■ **Exercises to complete**:
[A] Name every judge listed in the court opinion's "BEFORE" line.
[B] According to the court opinion, into how many lots was the Twin Lake Estates property subdivided in 1963?

■ **Text extract**:
Opinion
No. 964 C.D. 2012
11-07-2012
BEFORE: HONORABLE BONNIE BRIGANCE LEADBETTER, Judge HONORABLE PATRICIA A. McCULLOUGH, Judge HONORABLE JAMES GARDNER COLINS, Senior Judge OPINION NOT REPORTED MEMORANDUM OPINION BY JUDGE McCULLOUGH
Robert W. Chilcote and Kathryn Volcy (Appellants) appeal from the January 4, 2012 order of the Court of Common Pleas of Monroe County (trial court) denying Appellants' motion for summary judgment, granting Twin Lake Estates Property Association's (Association) motion for summary judgment, and entering a judgment in favor of the Association in the amount of $26,872.79 plus interest. We affirm.
Appellants argued before the trial court that $22,605.00 of the money sought by the Association was for the installation of a central sewer system which they do not use because they have an on-lot sewage system. However, Appellants have not raised that argument in their brief to this Court.
Twin Lake Estates is a residential community located in Smithfield Township, Monroe County. In 1963, the property upon which Twin Lake Estates is situated was subdivided into 140 lots. The subdivision also included two lakes, common areas, and private roads, all of which are now owned by the Association. Appellants are the owners of lot number 1009 (Lot 1009) of the subdivision.
On July 26, 1973, Twin Lake Estates, Inc. entered into an agreement with three other corporations, N.J.B. Corporation, N.J.A. Corporation, and N.B.J. Corporation, each of which owned some of the subdivided lots. The agreement lists the lots owned by each of the corporations and specifically lists Lot 1009 as owned by N.B.J. Corporation. In pertinent part, the agreement provides as follows:
Sixth: That all lot purchasers shall have equal rights to the use of all the roads, the lakes and other common facilities which are or may be constructed in the said subdivision.
Seventh: That if restrictive covenants are imposed they shall be recorded and applicable to all the lots in the subdivision.
Eighth: That if a lot owners association is formed, all lot owners shall be required to become members thereof and to pay said dues or charges as may be imposed by such association.
. . .
Tenth: That if, as, and when the said lot owners association is formed, and all lots are sold, the roads, the lakes and any other facilities that are now in existence or that are hereinafter constructed shall be deeded to said association without charge.
Eleventh: That none of the parties hereto will convey away any of the lots they own in the said subdivision other than in accordance with the provisions hereof.(R.R. at 7a-8a.) (Emphasis added.)

■ **Supplied information**:
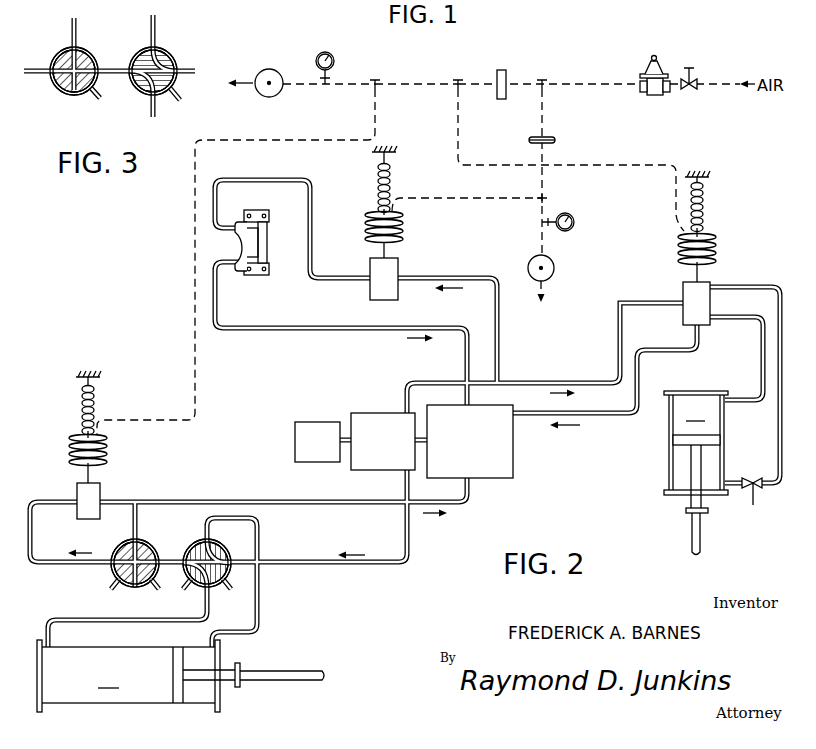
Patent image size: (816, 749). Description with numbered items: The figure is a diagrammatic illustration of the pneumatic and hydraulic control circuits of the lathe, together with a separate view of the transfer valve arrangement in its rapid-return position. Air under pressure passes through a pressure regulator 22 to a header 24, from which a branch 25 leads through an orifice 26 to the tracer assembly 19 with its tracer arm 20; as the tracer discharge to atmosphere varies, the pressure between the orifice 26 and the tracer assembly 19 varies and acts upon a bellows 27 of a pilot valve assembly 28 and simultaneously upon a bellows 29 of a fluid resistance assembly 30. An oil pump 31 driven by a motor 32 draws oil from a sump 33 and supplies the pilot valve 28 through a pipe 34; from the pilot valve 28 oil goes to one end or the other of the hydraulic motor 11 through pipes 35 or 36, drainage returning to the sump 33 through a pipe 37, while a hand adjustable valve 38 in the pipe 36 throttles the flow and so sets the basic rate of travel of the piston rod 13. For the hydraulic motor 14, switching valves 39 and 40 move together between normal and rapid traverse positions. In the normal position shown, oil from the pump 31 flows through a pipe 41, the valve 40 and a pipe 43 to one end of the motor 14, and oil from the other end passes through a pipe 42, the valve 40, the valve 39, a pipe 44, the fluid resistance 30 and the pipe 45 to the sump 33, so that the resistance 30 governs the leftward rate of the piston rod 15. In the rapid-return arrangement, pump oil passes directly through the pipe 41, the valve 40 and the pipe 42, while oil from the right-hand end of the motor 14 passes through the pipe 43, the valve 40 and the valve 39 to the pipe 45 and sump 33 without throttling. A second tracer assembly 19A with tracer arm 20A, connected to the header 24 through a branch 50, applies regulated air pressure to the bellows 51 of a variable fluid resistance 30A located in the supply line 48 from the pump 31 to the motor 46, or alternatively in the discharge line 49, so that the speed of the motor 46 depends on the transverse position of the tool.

In FIG. 2, the hydraulic motor 11 is at (696, 443).
In FIG. 2, the piston rod 13 is at (690, 535).
In FIG. 2, the hydraulic motor 14 is at (128, 676).
In FIG. 2, the piston rod 15 is at (290, 684).
In FIG. 2, the tracer assembly 19 is at (250, 53).
In FIG. 2, the tracer assembly 19A is at (564, 293).
In FIG. 2, the tracer arm 20 is at (269, 85).
In FIG. 2, the tracer arm 20A is at (550, 262).
In FIG. 2, the pressure regulator 22 is at (656, 97).
In FIG. 2, the header 24 is at (552, 88).
In FIG. 2, the branch 25 is at (428, 88).
In FIG. 2, the orifice 26 is at (504, 70).
In FIG. 2, the bellows 27 is at (717, 250).
In FIG. 2, the pilot valve assembly 28 is at (650, 293).
In FIG. 2, the bellows 29 is at (75, 435).
In FIG. 2, the fluid resistance assembly 30 is at (42, 489).
In FIG. 2, the variable fluid resistance 30A is at (326, 270).
In FIG. 2, the oil pump 31 is at (360, 470).
In FIG. 2, the motor 32 is at (303, 462).
In FIG. 2, the sump 33 is at (513, 468).
In FIG. 2, the pipe 34 is at (596, 382).
In FIG. 2, the pipe 35 is at (762, 352).
In FIG. 2, the pipe 36 is at (779, 437).
In FIG. 2, the pipe 37 is at (607, 417).
In FIG. 2, the hand adjustable valve 38 is at (753, 505).
In FIG. 3, the switching valve 39 is at (62, 48).
In FIG. 2, the switching valve 39 is at (113, 580).
In FIG. 3, the switching valve 40 is at (150, 47).
In FIG. 2, the switching valve 40 is at (203, 540).
In FIG. 3, the pipe 41 is at (183, 68).
In FIG. 2, the pipe 41 is at (372, 566).
In FIG. 3, the pipe 42 is at (150, 112).
In FIG. 2, the pipe 42 is at (57, 618).
In FIG. 3, the pipe 43 is at (157, 26).
In FIG. 2, the pipe 43 is at (260, 610).
In FIG. 3, the pipe 44 is at (32, 75).
In FIG. 2, the pipe 44 is at (62, 562).
In FIG. 3, the pipe 45 is at (76, 28).
In FIG. 2, the pipe 45 is at (195, 500).
In FIG. 2, the motor 46 is at (262, 278).
In FIG. 2, the supply line 48 is at (498, 345).
In FIG. 2, the discharge line 49 is at (467, 355).
In FIG. 2, the branch 50 is at (541, 108).
In FIG. 2, the bellows 51 is at (403, 232).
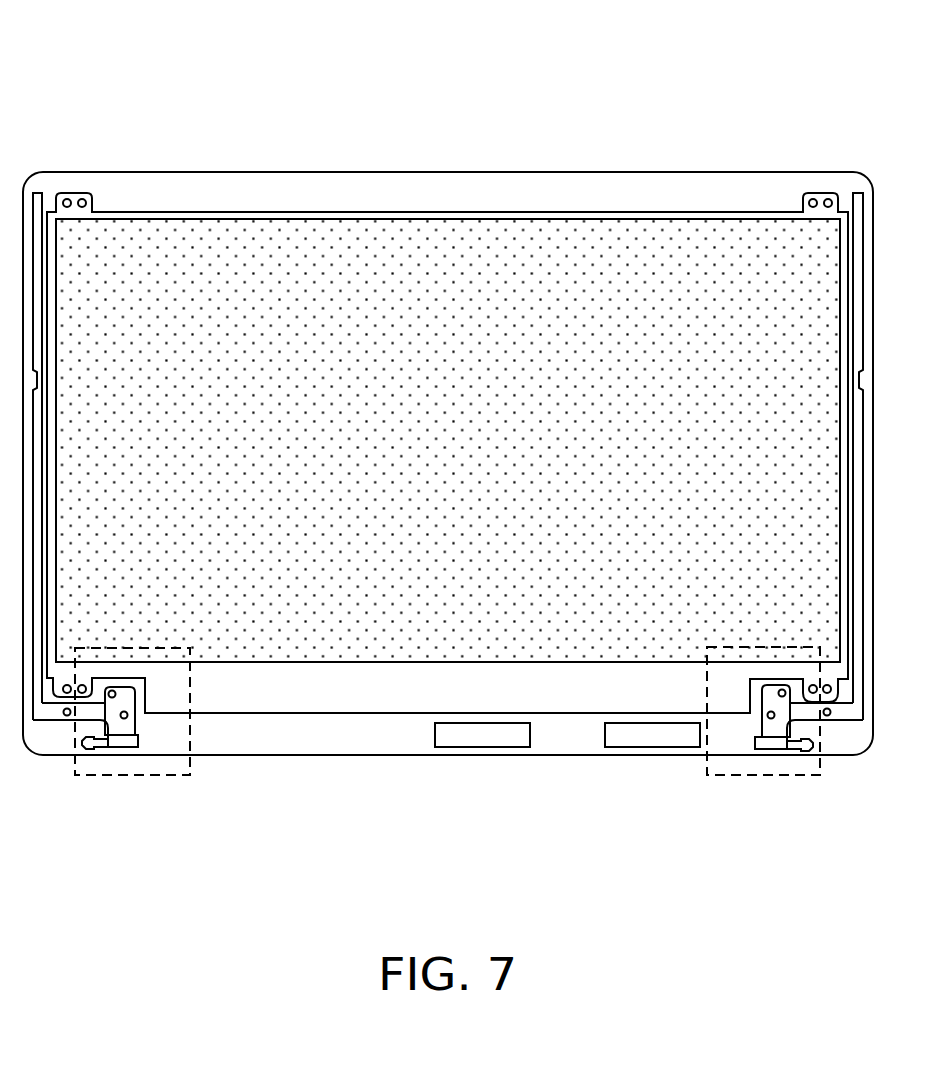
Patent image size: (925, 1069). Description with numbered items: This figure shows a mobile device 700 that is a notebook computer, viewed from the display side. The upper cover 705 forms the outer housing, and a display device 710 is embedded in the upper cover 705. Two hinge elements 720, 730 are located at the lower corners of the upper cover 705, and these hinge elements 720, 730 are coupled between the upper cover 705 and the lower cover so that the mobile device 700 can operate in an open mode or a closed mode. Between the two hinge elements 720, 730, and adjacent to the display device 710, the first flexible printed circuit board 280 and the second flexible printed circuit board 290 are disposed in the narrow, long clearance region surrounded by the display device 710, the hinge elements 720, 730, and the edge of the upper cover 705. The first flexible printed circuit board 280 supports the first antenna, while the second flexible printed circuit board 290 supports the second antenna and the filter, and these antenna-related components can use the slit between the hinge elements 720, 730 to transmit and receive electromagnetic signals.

The mobile device 700 is at (78, 49).
The upper cover 705 is at (295, 172).
The display device 710 is at (622, 255).
The hinge element 720 is at (763, 775).
The hinge element 730 is at (133, 775).
The first flexible printed circuit board 280 is at (655, 748).
The second flexible printed circuit board 290 is at (483, 748).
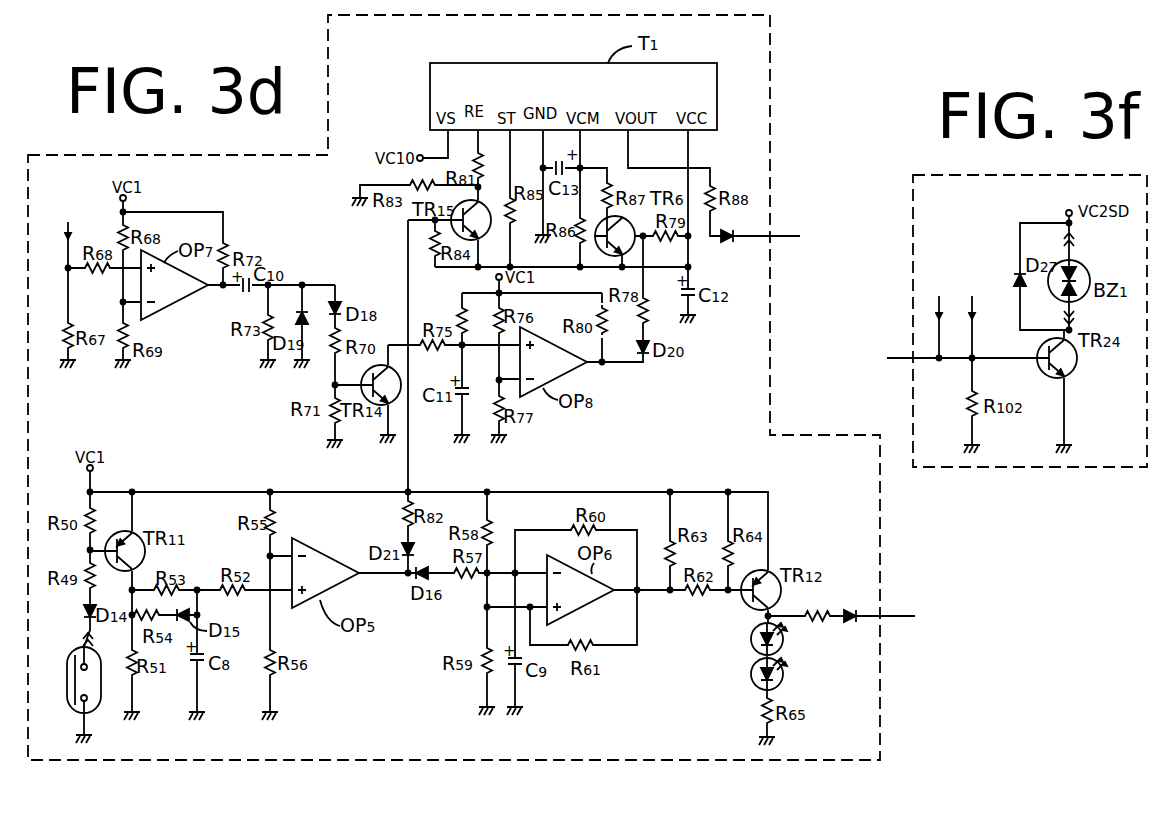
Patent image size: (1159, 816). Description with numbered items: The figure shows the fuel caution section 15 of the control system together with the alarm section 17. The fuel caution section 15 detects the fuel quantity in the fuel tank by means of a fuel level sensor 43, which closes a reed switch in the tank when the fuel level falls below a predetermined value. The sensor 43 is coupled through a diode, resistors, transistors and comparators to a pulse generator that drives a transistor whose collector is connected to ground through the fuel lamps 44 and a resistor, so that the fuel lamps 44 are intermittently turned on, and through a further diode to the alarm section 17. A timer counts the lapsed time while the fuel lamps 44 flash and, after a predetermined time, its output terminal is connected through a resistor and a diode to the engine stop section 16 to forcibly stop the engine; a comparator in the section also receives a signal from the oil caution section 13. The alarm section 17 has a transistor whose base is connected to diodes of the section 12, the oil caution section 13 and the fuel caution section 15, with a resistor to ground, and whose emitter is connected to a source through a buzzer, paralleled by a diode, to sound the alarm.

In FIG. 3f, the section 12 is at (939, 316).
In FIG. 3d, the oil caution section 13 is at (70, 232).
In FIG. 3f, the oil caution section 13 is at (974, 316).
In FIG. 3d, the fuel caution section 15 is at (770, 97).
In FIG. 3f, the fuel caution section 15 is at (950, 360).
In FIG. 3d, the engine stop section 16 is at (770, 240).
In FIG. 3d, the alarm section 17 is at (854, 620).
In FIG. 3f, the alarm section 17 is at (1076, 467).
In FIG. 3d, the fuel level sensor 43 is at (67, 698).
In FIG. 3d, the fuel lamps 44 is at (748, 660).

■ **Exercise responses**:
[A] Bonnie Brigance Leadbetter, Patricia A. McCullough, and James Gardner Colins.

[B] 140 lots.